> _WORK INSTRUCTIONS_: Copy out every line that contains "Find".

Saved entries
########################################

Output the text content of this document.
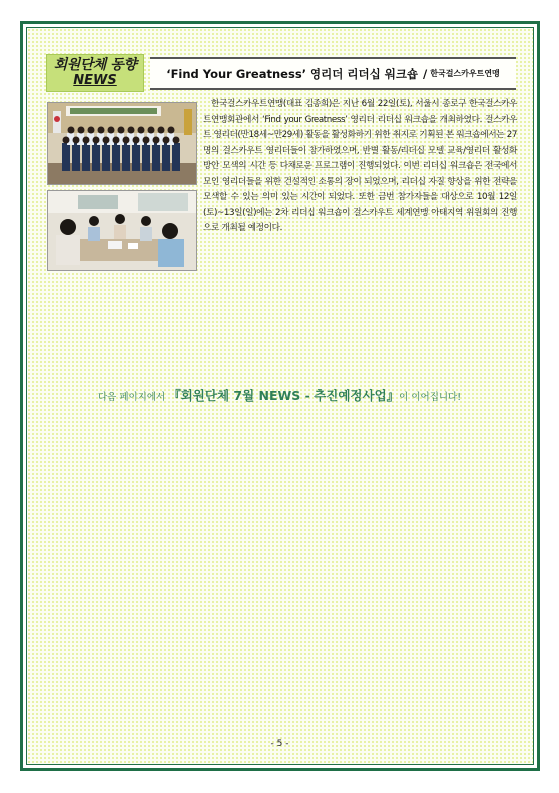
회원단체 동향
NEWS	‘Find Your Greatness’ 영리더 리더십 워크숍 / 한국걸스카우트연맹

한국걸스카우트연맹(대표 김종희)은 지난 6월 22일(토), 서울시 종로구 한국걸스카우트연맹회관에서 ‘Find your Greatness’ 영리더 리더십 워크숍을 개최하였다. 걸스카우트 영리더(만18세~만29세) 활동을 활성화하기 위한 취지로 기획된 본 워크숍에서는 27명의 걸스카우트 영리더들이 참가하였으며, 반별 활동/리더십 모델 교육/영리더 활성화 방안 모색의 시간 등 다채로운 프로그램이 진행되었다. 이번 리더십 워크숍은 전국에서 모인 영리더들을 위한 건설적인 소통의 장이 되었으며, 리더십 자질 향상을 위한 전략을 모색할 수 있는 의미 있는 시간이 되었다. 또한 금번 참가자들을 대상으로 10월 12일(토)~13일(일)에는 2차 리더십 워크숍이 걸스카우트 세계연맹 아태지역 위원회의 진행으로 개최될 예정이다.

다음 페이지에서 『회원단체 7월 NEWS - 추진예정사업』이 이어집니다!
- 5 -
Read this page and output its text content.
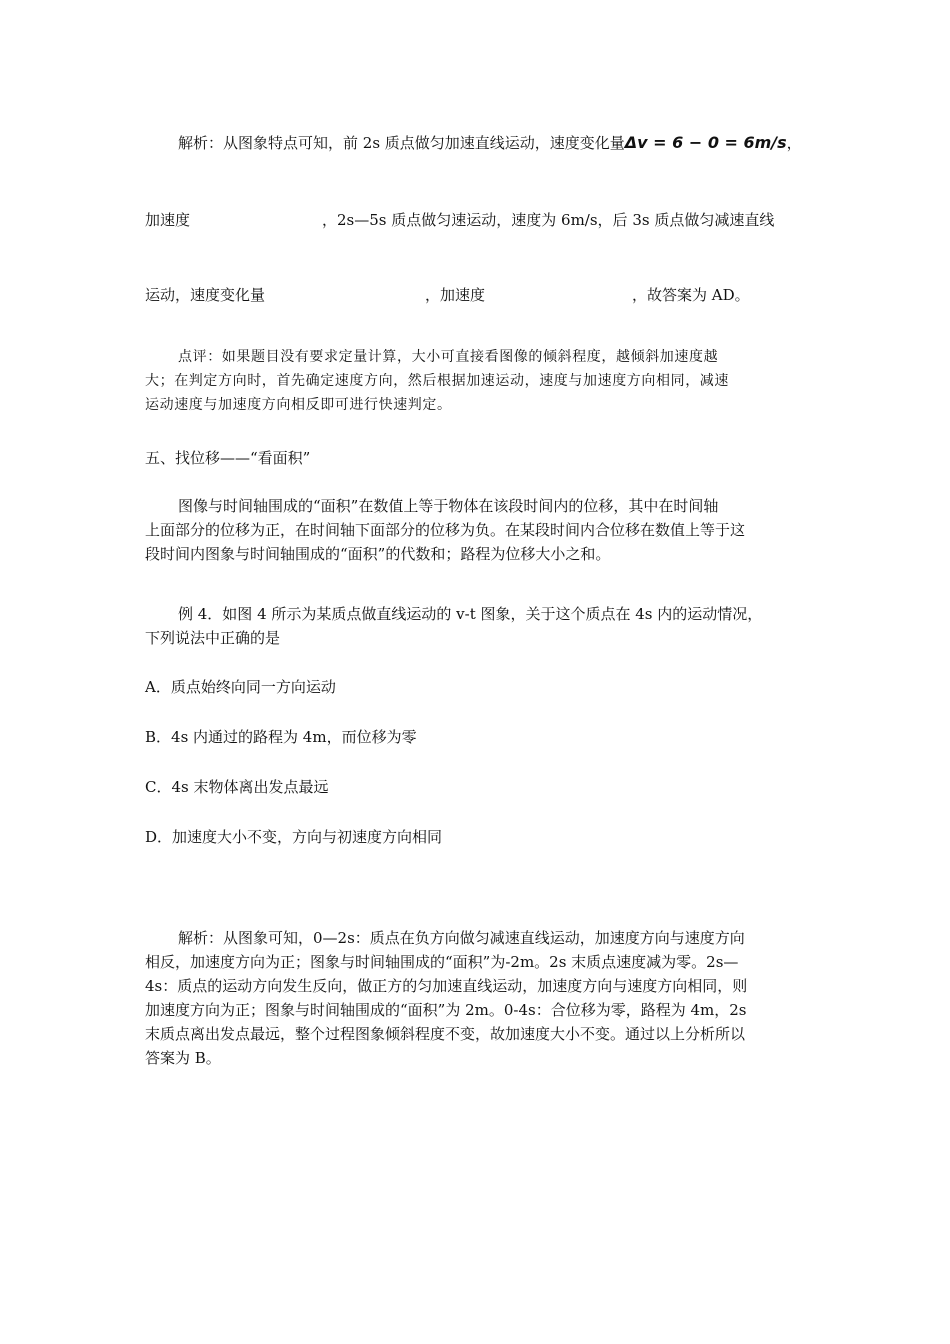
解析：从图象特点可知，前 2s 质点做匀加速直线运动，速度变化量Δv = 6 − 0 = 6m/s，
加速度	，2s—5s 质点做匀速运动，速度为 6m/s，后 3s 质点做匀减速直线
运动，速度变化量	，加速度	，故答案为 AD。
点评：如果题目没有要求定量计算，大小可直接看图像的倾斜程度，越倾斜加速度越
大；在判定方向时，首先确定速度方向，然后根据加速运动，速度与加速度方向相同，减速
运动速度与加速度方向相反即可进行快速判定。
五、找位移——“看面积”
图像与时间轴围成的“面积”在数值上等于物体在该段时间内的位移，其中在时间轴
上面部分的位移为正，在时间轴下面部分的位移为负。在某段时间内合位移在数值上等于这
段时间内图象与时间轴围成的“面积”的代数和；路程为位移大小之和。
例 4．如图 4 所示为某质点做直线运动的 v-t 图象，关于这个质点在 4s 内的运动情况，
下列说法中正确的是
A．质点始终向同一方向运动
B．4s 内通过的路程为 4m，而位移为零
C．4s 末物体离出发点最远
D．加速度大小不变，方向与初速度方向相同
解析：从图象可知，0—2s：质点在负方向做匀减速直线运动，加速度方向与速度方向
相反，加速度方向为正；图象与时间轴围成的“面积”为-2m。2s 末质点速度减为零。2s—
4s：质点的运动方向发生反向，做正方的匀加速直线运动，加速度方向与速度方向相同，则
加速度方向为正；图象与时间轴围成的“面积”为 2m。0-4s：合位移为零，路程为 4m，2s
末质点离出发点最远，整个过程图象倾斜程度不变，故加速度大小不变。通过以上分析所以
答案为 B。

########################################

> _TASK SOLUTION_:
NEWS	‘Find Your Greatness’ 영리더 리더십 워크숍 / 한국걸스카우트연맹
한국걸스카우트연맹(대표 김종희)은 지난 6월 22일(토), 서울시 종로구 한국걸스카우트연맹회관에서 ‘Find your Greatness’ 영리더 리더십 워크숍을 개최하였다. 걸스카우트 영리더(만18세~만29세) 활동을 활성화하기 위한 취지로 기획된 본 워크숍에서는 27명의 걸스카우트 영리더들이 참가하였으며, 반별 활동/리더십 모델 교육/영리더 활성화 방안 모색의 시간 등 다채로운 프로그램이 진행되었다. 이번 리더십 워크숍은 전국에서 모인 영리더들을 위한 건설적인 소통의 장이 되었으며, 리더십 자질 향상을 위한 전략을 모색할 수 있는 의미 있는 시간이 되었다. 또한 금번 참가자들을 대상으로 10월 12일(토)~13일(일)에는 2차 리더십 워크숍이 걸스카우트 세계연맹 아태지역 위원회의 진행으로 개최될 예정이다.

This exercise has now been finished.